- _Vorliegender Auszug_

—————

Arbeitsrecht

Arbeitsrecht (4): Alkoholtest und Drogenscreening

Mohnkuchen_Karl-Heinz Liebisch_pixelio.de

Mohnkuchen kann zu einem positiven Drogentest führen (Quelle: Karl-Heinz Liebisch; pixelio.de)

Sehr geehrte Frau Schulze,

hiermit möchten wir Sie zu einem persönlichen Gespräch einladen. Bitte erscheinen Sie am 17.04.2013 um 10.30 Uhr in unseren Praxisräumen. Kommen Sie bitte nüchtern, da nach dem Gespräch eine betriebsärztliche Einstellungsuntersuchung stattfinden wird.

—————

- _Übungsaufgaben_
**A)** Was kann laut dem Auszug zum Arbeitsrecht zu einem positiven Drogentest führen?
**B)** Schreiben Sie aus den Datensätzen den Abschnitt vom Anfang bis einschließlich der Zeile mit „svg-text:V: V xyxy=(53,26,61,42)“ wortgetreu ab.

- _Bereitgestelltes Material_
—————

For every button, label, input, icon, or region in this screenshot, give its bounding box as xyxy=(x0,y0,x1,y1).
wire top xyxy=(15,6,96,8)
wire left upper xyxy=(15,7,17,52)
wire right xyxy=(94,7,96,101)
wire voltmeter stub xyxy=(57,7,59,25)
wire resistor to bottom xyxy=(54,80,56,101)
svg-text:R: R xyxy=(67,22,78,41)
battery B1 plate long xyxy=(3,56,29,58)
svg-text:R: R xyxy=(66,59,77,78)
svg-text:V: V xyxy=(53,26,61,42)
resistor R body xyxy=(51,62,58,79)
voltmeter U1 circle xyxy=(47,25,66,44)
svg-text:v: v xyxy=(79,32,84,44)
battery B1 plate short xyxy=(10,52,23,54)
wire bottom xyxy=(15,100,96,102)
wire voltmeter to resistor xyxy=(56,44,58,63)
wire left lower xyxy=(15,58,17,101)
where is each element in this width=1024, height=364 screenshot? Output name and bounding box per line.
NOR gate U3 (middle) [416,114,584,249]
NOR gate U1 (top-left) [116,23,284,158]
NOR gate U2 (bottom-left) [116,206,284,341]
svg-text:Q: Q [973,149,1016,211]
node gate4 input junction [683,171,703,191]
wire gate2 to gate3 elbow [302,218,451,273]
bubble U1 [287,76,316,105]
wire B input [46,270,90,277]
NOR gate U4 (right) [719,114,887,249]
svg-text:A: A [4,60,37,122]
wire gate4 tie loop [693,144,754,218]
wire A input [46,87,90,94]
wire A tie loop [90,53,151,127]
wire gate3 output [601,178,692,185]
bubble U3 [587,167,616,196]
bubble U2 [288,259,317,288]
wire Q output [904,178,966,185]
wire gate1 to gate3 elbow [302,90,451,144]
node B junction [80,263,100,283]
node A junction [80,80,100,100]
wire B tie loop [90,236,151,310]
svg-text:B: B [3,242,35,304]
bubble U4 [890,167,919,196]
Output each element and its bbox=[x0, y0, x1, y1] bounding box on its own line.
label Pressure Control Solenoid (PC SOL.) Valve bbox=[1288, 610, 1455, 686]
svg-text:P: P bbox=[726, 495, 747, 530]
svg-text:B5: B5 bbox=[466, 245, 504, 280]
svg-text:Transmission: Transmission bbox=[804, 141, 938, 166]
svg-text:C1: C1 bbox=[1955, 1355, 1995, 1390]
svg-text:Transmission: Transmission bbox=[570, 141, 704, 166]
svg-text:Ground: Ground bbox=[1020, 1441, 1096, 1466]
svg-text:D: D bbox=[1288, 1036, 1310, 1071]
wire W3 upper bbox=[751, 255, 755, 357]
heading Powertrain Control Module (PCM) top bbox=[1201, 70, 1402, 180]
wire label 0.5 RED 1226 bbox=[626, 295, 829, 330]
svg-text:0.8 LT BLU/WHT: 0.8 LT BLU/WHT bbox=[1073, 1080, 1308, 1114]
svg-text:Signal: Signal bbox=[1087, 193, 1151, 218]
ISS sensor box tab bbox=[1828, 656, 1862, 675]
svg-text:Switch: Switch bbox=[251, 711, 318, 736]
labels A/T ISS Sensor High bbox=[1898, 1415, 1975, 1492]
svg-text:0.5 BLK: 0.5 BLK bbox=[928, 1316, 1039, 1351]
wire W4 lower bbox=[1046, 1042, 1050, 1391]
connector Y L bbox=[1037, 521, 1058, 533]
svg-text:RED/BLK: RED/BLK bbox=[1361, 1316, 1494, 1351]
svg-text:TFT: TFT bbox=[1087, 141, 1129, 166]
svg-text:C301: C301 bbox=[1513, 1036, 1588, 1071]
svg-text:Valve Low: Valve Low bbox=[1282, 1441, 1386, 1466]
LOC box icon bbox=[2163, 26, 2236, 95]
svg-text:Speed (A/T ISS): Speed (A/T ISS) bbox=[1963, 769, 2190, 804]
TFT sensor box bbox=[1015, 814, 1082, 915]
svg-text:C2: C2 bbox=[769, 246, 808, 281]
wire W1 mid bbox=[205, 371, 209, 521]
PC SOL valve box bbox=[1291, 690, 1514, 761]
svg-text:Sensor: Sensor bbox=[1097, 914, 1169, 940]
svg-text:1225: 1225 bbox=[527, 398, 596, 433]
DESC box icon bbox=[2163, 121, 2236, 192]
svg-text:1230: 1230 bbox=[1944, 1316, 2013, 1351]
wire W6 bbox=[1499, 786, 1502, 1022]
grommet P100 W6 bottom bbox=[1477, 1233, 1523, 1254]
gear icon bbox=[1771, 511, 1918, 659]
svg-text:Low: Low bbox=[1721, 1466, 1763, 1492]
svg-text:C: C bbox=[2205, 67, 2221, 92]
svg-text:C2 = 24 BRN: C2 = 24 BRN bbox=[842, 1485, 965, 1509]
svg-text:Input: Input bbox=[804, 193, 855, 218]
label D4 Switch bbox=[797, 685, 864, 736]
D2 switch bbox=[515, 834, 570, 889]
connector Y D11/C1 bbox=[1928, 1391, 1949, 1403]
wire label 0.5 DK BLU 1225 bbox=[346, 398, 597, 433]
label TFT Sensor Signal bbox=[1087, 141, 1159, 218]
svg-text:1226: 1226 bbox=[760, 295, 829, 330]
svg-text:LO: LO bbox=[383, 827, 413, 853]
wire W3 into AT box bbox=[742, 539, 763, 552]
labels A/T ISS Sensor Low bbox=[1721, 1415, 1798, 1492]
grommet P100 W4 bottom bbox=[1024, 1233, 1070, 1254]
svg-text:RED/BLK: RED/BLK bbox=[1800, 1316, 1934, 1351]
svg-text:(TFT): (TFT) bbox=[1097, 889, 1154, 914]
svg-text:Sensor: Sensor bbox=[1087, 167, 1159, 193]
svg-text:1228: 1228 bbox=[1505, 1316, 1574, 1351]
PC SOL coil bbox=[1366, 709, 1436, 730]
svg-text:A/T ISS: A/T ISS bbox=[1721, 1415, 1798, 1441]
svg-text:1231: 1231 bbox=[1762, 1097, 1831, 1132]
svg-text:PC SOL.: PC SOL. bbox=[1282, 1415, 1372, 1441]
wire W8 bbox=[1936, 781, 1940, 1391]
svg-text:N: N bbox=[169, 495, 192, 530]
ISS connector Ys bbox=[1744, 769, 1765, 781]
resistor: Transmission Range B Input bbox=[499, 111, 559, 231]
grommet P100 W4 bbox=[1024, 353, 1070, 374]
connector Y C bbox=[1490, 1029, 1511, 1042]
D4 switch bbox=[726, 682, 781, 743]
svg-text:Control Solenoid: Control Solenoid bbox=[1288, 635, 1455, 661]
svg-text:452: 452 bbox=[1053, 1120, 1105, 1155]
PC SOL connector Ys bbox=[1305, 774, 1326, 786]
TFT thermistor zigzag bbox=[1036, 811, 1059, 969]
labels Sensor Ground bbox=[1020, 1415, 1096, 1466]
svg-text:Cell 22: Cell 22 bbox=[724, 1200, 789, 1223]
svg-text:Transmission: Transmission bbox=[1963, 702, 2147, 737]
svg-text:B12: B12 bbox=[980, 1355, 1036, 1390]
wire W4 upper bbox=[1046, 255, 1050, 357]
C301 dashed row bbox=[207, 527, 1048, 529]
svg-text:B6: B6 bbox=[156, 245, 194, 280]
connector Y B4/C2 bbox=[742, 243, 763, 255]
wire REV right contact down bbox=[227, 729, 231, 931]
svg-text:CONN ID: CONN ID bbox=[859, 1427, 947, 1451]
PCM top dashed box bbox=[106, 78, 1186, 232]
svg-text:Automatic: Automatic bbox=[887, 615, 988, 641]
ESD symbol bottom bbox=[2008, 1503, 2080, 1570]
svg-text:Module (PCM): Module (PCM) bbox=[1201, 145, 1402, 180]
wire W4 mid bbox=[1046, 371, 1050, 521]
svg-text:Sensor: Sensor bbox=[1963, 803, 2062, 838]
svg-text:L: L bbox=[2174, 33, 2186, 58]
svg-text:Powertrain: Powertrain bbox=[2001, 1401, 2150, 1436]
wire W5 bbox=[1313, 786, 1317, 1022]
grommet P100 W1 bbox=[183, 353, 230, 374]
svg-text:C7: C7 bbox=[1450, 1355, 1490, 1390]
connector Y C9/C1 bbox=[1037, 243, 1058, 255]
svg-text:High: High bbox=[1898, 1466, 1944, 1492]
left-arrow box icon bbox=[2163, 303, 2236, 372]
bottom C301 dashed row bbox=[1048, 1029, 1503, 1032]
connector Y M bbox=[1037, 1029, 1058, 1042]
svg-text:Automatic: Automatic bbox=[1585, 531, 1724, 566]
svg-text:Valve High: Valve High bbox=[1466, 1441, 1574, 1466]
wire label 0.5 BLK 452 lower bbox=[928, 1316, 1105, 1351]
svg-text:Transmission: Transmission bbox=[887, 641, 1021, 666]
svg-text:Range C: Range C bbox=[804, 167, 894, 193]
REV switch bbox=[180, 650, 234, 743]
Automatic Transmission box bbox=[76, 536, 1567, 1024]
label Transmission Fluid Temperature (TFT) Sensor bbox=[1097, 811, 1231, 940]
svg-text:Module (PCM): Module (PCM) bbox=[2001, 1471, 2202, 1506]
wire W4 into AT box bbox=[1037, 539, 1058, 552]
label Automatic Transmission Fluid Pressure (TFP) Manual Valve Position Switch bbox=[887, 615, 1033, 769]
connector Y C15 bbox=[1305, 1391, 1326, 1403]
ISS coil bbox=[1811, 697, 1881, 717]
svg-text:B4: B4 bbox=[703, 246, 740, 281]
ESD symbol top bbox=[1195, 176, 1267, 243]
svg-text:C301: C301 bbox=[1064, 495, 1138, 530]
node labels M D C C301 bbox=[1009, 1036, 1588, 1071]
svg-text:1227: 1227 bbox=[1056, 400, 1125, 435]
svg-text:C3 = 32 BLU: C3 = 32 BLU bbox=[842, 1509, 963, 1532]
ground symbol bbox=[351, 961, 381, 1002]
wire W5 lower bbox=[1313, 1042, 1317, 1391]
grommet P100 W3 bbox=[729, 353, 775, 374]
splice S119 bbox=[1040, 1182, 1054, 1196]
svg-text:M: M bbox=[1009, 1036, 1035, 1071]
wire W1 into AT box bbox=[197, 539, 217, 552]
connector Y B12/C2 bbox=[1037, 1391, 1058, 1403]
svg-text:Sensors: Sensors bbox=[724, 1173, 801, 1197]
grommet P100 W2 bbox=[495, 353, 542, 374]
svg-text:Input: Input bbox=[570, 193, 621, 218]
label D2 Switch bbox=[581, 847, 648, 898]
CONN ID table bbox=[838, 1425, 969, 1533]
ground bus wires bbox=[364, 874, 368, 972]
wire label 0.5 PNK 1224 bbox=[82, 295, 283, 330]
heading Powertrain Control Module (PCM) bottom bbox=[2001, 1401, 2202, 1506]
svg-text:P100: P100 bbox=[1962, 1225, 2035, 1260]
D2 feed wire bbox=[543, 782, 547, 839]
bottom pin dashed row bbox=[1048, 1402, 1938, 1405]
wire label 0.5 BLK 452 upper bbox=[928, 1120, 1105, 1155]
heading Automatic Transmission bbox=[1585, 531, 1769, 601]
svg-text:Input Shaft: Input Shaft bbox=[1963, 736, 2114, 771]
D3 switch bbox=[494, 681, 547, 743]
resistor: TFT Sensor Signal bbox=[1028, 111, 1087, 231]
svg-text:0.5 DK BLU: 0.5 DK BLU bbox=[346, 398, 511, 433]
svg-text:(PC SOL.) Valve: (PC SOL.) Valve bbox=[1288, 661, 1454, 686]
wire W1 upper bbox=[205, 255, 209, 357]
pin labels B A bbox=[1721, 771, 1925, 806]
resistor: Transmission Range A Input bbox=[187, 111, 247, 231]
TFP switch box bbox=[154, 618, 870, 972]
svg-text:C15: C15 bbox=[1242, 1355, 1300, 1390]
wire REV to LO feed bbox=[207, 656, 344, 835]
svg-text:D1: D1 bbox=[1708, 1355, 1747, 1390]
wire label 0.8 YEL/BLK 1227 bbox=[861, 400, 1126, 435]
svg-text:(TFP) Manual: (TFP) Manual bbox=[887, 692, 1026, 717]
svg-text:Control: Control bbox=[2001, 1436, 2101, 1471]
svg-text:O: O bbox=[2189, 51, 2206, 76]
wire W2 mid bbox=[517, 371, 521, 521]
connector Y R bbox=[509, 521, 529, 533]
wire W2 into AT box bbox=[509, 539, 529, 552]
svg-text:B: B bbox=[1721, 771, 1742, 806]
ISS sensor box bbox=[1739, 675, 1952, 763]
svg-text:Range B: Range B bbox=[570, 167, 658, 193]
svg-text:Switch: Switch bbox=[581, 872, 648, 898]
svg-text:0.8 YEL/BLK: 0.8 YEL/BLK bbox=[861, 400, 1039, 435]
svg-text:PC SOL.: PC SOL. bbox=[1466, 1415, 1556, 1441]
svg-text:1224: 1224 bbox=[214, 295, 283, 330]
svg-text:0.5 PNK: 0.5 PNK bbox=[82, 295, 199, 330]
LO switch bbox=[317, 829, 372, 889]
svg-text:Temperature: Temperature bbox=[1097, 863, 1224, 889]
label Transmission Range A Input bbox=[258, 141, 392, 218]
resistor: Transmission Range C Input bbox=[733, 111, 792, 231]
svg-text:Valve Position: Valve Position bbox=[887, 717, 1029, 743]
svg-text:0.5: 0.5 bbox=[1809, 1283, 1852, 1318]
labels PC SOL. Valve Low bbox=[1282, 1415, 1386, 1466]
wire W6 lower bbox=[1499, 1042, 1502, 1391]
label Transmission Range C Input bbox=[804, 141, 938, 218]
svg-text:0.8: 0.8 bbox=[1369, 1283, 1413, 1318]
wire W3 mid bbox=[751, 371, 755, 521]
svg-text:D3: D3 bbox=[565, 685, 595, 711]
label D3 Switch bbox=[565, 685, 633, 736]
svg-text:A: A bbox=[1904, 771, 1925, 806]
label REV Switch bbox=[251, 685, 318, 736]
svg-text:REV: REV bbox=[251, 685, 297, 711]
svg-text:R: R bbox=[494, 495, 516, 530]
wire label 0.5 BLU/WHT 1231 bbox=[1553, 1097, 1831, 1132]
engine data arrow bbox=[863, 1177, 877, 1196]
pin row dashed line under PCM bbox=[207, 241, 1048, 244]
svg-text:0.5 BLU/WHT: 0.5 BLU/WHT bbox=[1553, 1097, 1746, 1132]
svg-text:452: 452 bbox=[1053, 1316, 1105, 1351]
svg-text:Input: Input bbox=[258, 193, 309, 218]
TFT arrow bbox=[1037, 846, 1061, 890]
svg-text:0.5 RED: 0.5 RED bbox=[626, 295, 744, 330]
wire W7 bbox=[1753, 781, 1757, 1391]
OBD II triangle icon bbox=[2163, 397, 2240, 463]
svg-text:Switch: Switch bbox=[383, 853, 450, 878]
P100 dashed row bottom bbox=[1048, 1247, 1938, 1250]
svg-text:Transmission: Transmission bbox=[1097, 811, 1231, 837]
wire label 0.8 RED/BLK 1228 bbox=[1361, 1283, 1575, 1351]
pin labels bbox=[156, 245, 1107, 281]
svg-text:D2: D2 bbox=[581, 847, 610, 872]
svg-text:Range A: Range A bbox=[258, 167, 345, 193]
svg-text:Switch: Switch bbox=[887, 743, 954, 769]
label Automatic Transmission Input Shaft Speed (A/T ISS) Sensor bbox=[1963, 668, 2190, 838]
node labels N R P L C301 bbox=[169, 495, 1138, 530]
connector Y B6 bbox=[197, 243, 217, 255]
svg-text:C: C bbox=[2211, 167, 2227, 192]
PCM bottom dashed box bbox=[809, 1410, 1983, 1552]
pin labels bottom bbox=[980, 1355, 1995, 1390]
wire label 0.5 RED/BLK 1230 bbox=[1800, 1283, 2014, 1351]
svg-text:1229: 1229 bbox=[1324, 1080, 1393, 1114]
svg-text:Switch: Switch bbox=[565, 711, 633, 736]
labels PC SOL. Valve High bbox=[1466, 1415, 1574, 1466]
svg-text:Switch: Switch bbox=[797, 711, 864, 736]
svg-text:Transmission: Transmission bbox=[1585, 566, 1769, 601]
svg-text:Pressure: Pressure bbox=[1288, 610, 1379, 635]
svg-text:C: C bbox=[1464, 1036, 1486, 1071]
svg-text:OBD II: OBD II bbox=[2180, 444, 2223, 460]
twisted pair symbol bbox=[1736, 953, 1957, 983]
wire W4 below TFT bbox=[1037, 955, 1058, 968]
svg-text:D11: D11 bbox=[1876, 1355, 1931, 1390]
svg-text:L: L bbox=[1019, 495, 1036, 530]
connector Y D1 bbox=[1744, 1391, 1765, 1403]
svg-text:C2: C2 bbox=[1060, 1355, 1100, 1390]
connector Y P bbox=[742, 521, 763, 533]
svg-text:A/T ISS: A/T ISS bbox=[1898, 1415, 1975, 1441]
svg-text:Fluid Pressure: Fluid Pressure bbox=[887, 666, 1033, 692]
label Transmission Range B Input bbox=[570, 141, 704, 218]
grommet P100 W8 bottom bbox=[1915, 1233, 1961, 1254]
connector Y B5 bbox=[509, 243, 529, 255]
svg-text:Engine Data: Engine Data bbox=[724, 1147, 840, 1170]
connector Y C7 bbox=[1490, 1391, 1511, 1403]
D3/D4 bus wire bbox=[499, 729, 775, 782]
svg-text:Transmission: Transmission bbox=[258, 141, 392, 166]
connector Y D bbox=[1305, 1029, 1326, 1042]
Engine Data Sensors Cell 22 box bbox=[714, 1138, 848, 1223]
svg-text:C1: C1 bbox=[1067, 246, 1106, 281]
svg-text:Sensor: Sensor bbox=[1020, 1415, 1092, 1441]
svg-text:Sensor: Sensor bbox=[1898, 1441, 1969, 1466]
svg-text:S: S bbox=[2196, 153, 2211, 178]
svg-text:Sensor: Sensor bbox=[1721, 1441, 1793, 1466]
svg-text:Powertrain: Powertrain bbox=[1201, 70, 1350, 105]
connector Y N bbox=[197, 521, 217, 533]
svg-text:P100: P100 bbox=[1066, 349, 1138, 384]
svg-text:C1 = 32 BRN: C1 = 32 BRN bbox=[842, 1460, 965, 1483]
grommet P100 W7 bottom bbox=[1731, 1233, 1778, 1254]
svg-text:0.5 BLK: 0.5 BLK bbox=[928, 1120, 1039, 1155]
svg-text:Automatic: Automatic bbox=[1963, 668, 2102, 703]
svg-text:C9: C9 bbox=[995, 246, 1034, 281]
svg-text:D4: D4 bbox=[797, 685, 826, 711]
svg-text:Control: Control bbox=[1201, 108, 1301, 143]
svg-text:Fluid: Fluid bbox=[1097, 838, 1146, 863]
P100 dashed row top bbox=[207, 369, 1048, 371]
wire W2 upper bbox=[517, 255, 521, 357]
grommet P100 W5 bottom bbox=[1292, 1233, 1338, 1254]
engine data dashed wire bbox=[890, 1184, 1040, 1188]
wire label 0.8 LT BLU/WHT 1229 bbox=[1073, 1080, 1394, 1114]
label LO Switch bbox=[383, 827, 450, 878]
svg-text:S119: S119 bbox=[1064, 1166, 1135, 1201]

—————

- _Antworten zur Übung_
**A)** Mohnkuchen.

**B)**
For every button, label, input, icon, or region in this screenshot, give its bounding box as xyxy=(x0,y0,x1,y1).
wire top xyxy=(15,6,96,8)
wire left upper xyxy=(15,7,17,52)
wire right xyxy=(94,7,96,101)
wire voltmeter stub xyxy=(57,7,59,25)
wire resistor to bottom xyxy=(54,80,56,101)
svg-text:R: R xyxy=(67,22,78,41)
battery B1 plate long xyxy=(3,56,29,58)
svg-text:R: R xyxy=(66,59,77,78)
svg-text:V: V xyxy=(53,26,61,42)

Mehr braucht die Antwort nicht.